━━━━━ The input ━━━━━
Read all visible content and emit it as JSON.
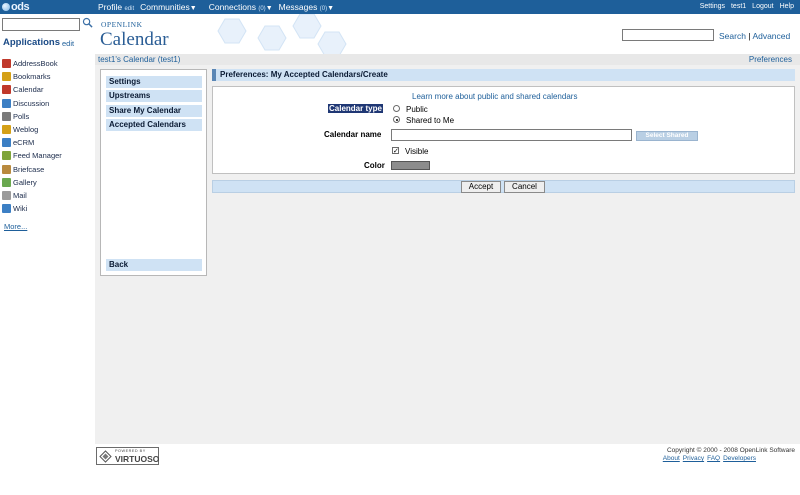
{
  "topbar": {
    "logo_text": "ods",
    "nav": {
      "profile": "Profile",
      "profile_edit": "edit",
      "communities": "Communities",
      "connections": "Connections",
      "connections_count": "(0)",
      "messages": "Messages",
      "messages_count": "(0)"
    },
    "right": {
      "settings": "Settings",
      "user": "test1",
      "logout": "Logout",
      "help": "Help"
    }
  },
  "sidebar": {
    "applications_title": "Applications",
    "applications_edit": "edit",
    "items": [
      {
        "label": "AddressBook",
        "icon": "addressbook-icon",
        "color": "#c0392b"
      },
      {
        "label": "Bookmarks",
        "icon": "bookmarks-icon",
        "color": "#d4a017"
      },
      {
        "label": "Calendar",
        "icon": "calendar-icon",
        "color": "#c0392b"
      },
      {
        "label": "Discussion",
        "icon": "discussion-icon",
        "color": "#3c7fc4"
      },
      {
        "label": "Polls",
        "icon": "polls-icon",
        "color": "#7a7a7a"
      },
      {
        "label": "Weblog",
        "icon": "weblog-icon",
        "color": "#d4a017"
      },
      {
        "label": "eCRM",
        "icon": "ecrm-icon",
        "color": "#3c7fc4"
      },
      {
        "label": "Feed Manager",
        "icon": "feed-icon",
        "color": "#7fa53a"
      },
      {
        "label": "Briefcase",
        "icon": "briefcase-icon",
        "color": "#b98a3e"
      },
      {
        "label": "Gallery",
        "icon": "gallery-icon",
        "color": "#6aa84f"
      },
      {
        "label": "Mail",
        "icon": "mail-icon",
        "color": "#9b9b9b"
      },
      {
        "label": "Wiki",
        "icon": "wiki-icon",
        "color": "#3c7fc4"
      }
    ],
    "more": "More..."
  },
  "header": {
    "brand_small": "OPENLINK",
    "brand": "Calendar",
    "search_link": "Search",
    "separator": "|",
    "advanced_link": "Advanced"
  },
  "subbar": {
    "breadcrumb": "test1's Calendar (test1)",
    "preferences": "Preferences"
  },
  "settings_menu": {
    "items": [
      "Settings",
      "Upstreams",
      "Share My Calendar",
      "Accepted Calendars"
    ],
    "back": "Back"
  },
  "preferences": {
    "title": "Preferences: My Accepted Calendars/Create",
    "learn_more": "Learn more about public and shared calendars",
    "calendar_type_label": "Calendar type",
    "option_public": "Public",
    "option_shared": "Shared to Me",
    "selected_option": "Shared to Me",
    "calendar_name_label": "Calendar name",
    "calendar_name_value": "",
    "select_shared_button": "Select Shared",
    "visible_label": "Visible",
    "visible_checked": true,
    "color_label": "Color",
    "color_value": "#8c8c8c"
  },
  "actions": {
    "accept": "Accept",
    "cancel": "Cancel"
  },
  "footer": {
    "powered_by": "POWERED BY",
    "virtuoso": "VIRTUOSO",
    "copyright": "Copyright © 2000 - 2008 OpenLink Software",
    "links": [
      "About",
      "Privacy",
      "FAQ",
      "Developers"
    ]
  },
  "colors": {
    "topbar": "#1e5f9a",
    "accent_light": "#cfe2f4",
    "link": "#1e5f9a",
    "selected_label_bg": "#1f3774"
  }
}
━━━━━
What is required: Quote the listing above in full, except for the pictures.

Written answer:
Read all visible content and emit it as JSON.
{
  "topbar": {
    "logo_text": "ods",
    "nav": {
      "profile": "Profile",
      "profile_edit": "edit",
      "communities": "Communities",
      "connections": "Connections",
      "connections_count": "(0)",
      "messages": "Messages",
      "messages_count": "(0)"
    },
    "right": {
      "settings": "Settings",
      "user": "test1",
      "logout": "Logout",
      "help": "Help"
    }
  },
  "sidebar": {
    "applications_title": "Applications",
    "applications_edit": "edit",
    "items": [
      {
        "label": "AddressBook",
        "icon": "addressbook-icon",
        "color": "#c0392b"
      },
      {
        "label": "Bookmarks",
        "icon": "bookmarks-icon",
        "color": "#d4a017"
      },
      {
        "label": "Calendar",
        "icon": "calendar-icon",
        "color": "#c0392b"
      },
      {
        "label": "Discussion",
        "icon": "discussion-icon",
        "color": "#3c7fc4"
      },
      {
        "label": "Polls",
        "icon": "polls-icon",
        "color": "#7a7a7a"
      },
      {
        "label": "Weblog",
        "icon": "weblog-icon",
        "color": "#d4a017"
      },
      {
        "label": "eCRM",
        "icon": "ecrm-icon",
        "color": "#3c7fc4"
      },
      {
        "label": "Feed Manager",
        "icon": "feed-icon",
        "color": "#7fa53a"
      },
      {
        "label": "Briefcase",
        "icon": "briefcase-icon",
        "color": "#b98a3e"
      },
      {
        "label": "Gallery",
        "icon": "gallery-icon",
        "color": "#6aa84f"
      },
      {
        "label": "Mail",
        "icon": "mail-icon",
        "color": "#9b9b9b"
      },
      {
        "label": "Wiki",
        "icon": "wiki-icon",
        "color": "#3c7fc4"
      }
    ],
    "more": "More..."
  },
  "header": {
    "brand_small": "OPENLINK",
    "brand": "Calendar",
    "search_link": "Search",
    "separator": "|",
    "advanced_link": "Advanced"
  },
  "subbar": {
    "breadcrumb": "test1's Calendar (test1)",
    "preferences": "Preferences"
  },
  "settings_menu": {
    "items": [
      "Settings",
      "Upstreams",
      "Share My Calendar",
      "Accepted Calendars"
    ],
    "back": "Back"
  },
  "preferences": {
    "title": "Preferences: My Accepted Calendars/Create",
    "learn_more": "Learn more about public and shared calendars",
    "calendar_type_label": "Calendar type",
    "option_public": "Public",
    "option_shared": "Shared to Me",
    "selected_option": "Shared to Me",
    "calendar_name_label": "Calendar name",
    "calendar_name_value": "",
    "select_shared_button": "Select Shared",
    "visible_label": "Visible",
    "visible_checked": true,
    "color_label": "Color",
    "color_value": "#8c8c8c"
  },
  "actions": {
    "accept": "Accept",
    "cancel": "Cancel"
  },
  "footer": {
    "powered_by": "POWERED BY",
    "virtuoso": "VIRTUOSO",
    "copyright": "Copyright © 2000 - 2008 OpenLink Software",
    "links": [
      "About",
      "Privacy",
      "FAQ",
      "Developers"
    ]
  },
  "colors": {
    "topbar": "#1e5f9a",
    "accent_light": "#cfe2f4",
    "link": "#1e5f9a",
    "selected_label_bg": "#1f3774"
  }
}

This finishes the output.